» **The problem**
Copy out each line of the data that holds the word "hazard".

» **Source data**

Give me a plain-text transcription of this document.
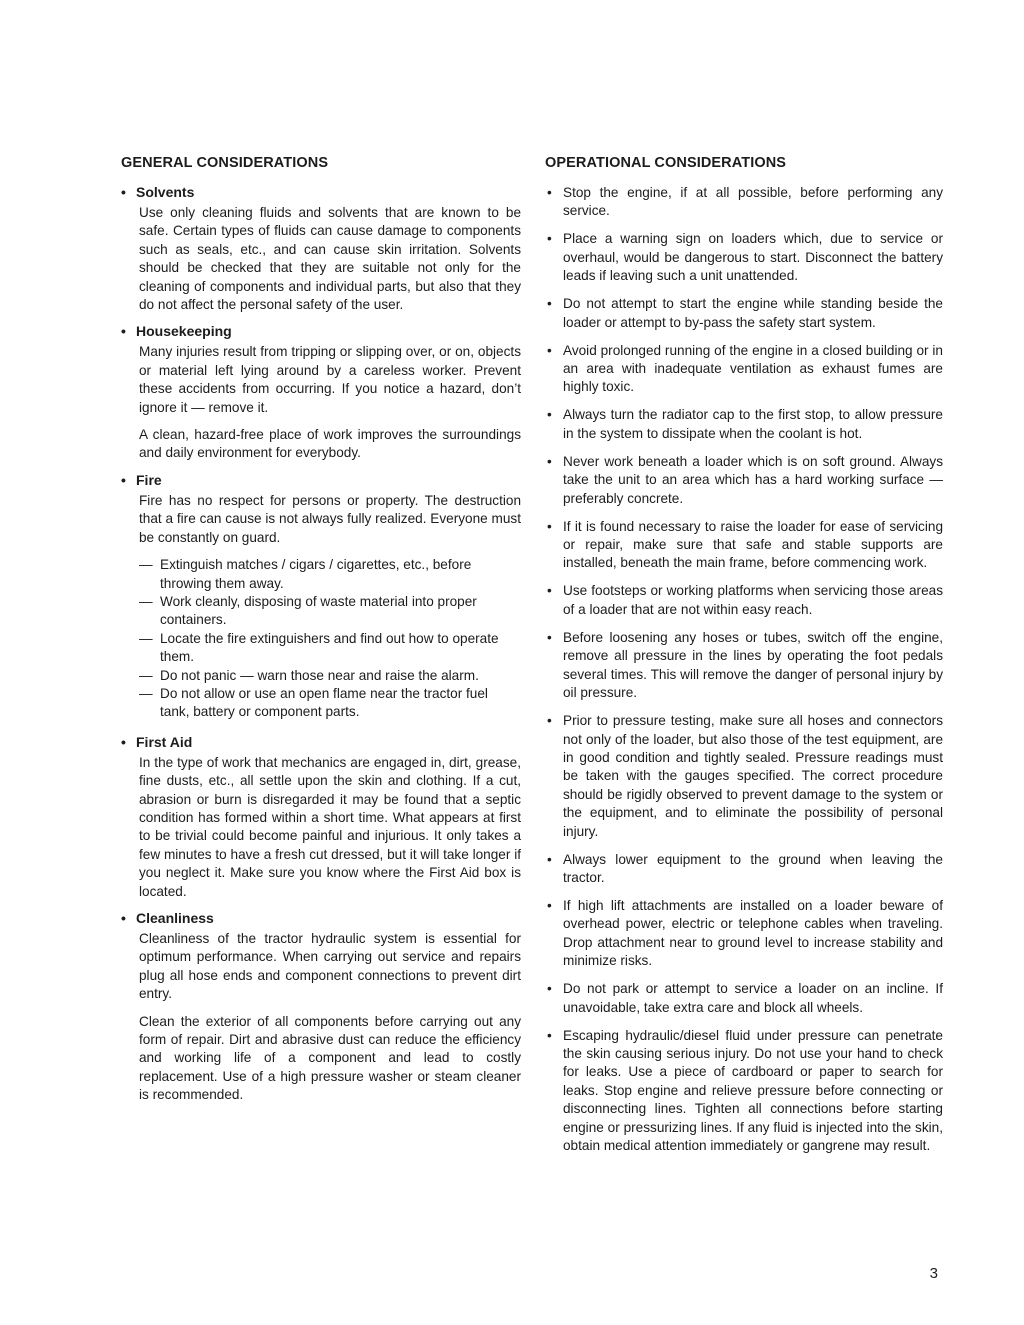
GENERAL CONSIDERATIONS
• Solvents

Use only cleaning fluids and solvents that are known to be safe. Certain types of fluids can cause damage to components such as seals, etc., and can cause skin irritation. Solvents should be checked that they are suitable not only for the cleaning of components and individual parts, but also that they do not affect the personal safety of the user.

• Housekeeping

Many injuries result from tripping or slipping over, or on, objects or material left lying around by a careless worker. Prevent these accidents from occurring. If you notice a hazard, don’t ignore it — remove it.

A clean, hazard-free place of work improves the surroundings and daily environment for everybody.

• Fire

Fire has no respect for persons or property. The destruction that a fire can cause is not always fully realized. Everyone must be constantly on guard.

— Extinguish matches / cigars / cigarettes, etc., before throwing them away.
— Work cleanly, disposing of waste material into proper containers.
— Locate the fire extinguishers and find out how to operate them.
— Do not panic — warn those near and raise the alarm.
— Do not allow or use an open flame near the tractor fuel tank, battery or component parts.
• First Aid

In the type of work that mechanics are engaged in, dirt, grease, fine dusts, etc., all settle upon the skin and clothing. If a cut, abrasion or burn is disregarded it may be found that a septic condition has formed within a short time. What appears at first to be trivial could become painful and injurious. It only takes a few minutes to have a fresh cut dressed, but it will take longer if you neglect it. Make sure you know where the First Aid box is located.

• Cleanliness

Cleanliness of the tractor hydraulic system is essential for optimum performance. When carrying out service and repairs plug all hose ends and component connections to prevent dirt entry.

Clean the exterior of all components before carrying out any form of repair. Dirt and abrasive dust can reduce the efficiency and working life of a component and lead to costly replacement. Use of a high pressure washer or steam cleaner is recommended.

OPERATIONAL CONSIDERATIONS
• Stop the engine, if at all possible, before performing any service.
• Place a warning sign on loaders which, due to service or overhaul, would be dangerous to start. Disconnect the battery leads if leaving such a unit unattended.
• Do not attempt to start the engine while standing beside the loader or attempt to by-pass the safety start system.
• Avoid prolonged running of the engine in a closed building or in an area with inadequate ventilation as exhaust fumes are highly toxic.
• Always turn the radiator cap to the first stop, to allow pressure in the system to dissipate when the coolant is hot.
• Never work beneath a loader which is on soft ground. Always take the unit to an area which has a hard working surface — preferably concrete.
• If it is found necessary to raise the loader for ease of servicing or repair, make sure that safe and stable supports are installed, beneath the main frame, before commencing work.
• Use footsteps or working platforms when servicing those areas of a loader that are not within easy reach.
• Before loosening any hoses or tubes, switch off the engine, remove all pressure in the lines by operating the foot pedals several times. This will remove the danger of personal injury by oil pressure.
• Prior to pressure testing, make sure all hoses and connectors not only of the loader, but also those of the test equipment, are in good condition and tightly sealed. Pressure readings must be taken with the gauges specified. The correct procedure should be rigidly observed to prevent damage to the system or the equipment, and to eliminate the possibility of personal injury.
• Always lower equipment to the ground when leaving the tractor.
• If high lift attachments are installed on a loader beware of overhead power, electric or telephone cables when traveling. Drop attachment near to ground level to increase stability and minimize risks.
• Do not park or attempt to service a loader on an incline. If unavoidable, take extra care and block all wheels.
• Escaping hydraulic/diesel fluid under pressure can penetrate the skin causing serious injury. Do not use your hand to check for leaks. Use a piece of cardboard or paper to search for leaks. Stop engine and relieve pressure before connecting or disconnecting lines. Tighten all connections before starting engine or pressurizing lines. If any fluid is injected into the skin, obtain medical attention immediately or gangrene may result.
3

» **Answer to this exercise**
Many injuries result from tripping or slipping over, or on, objects or material left lying around by a careless worker. Prevent these accidents from occurring. If you notice a hazard, don’t ignore it — remove it.
A clean, hazard-free place of work improves the surroundings and daily environment for everybody.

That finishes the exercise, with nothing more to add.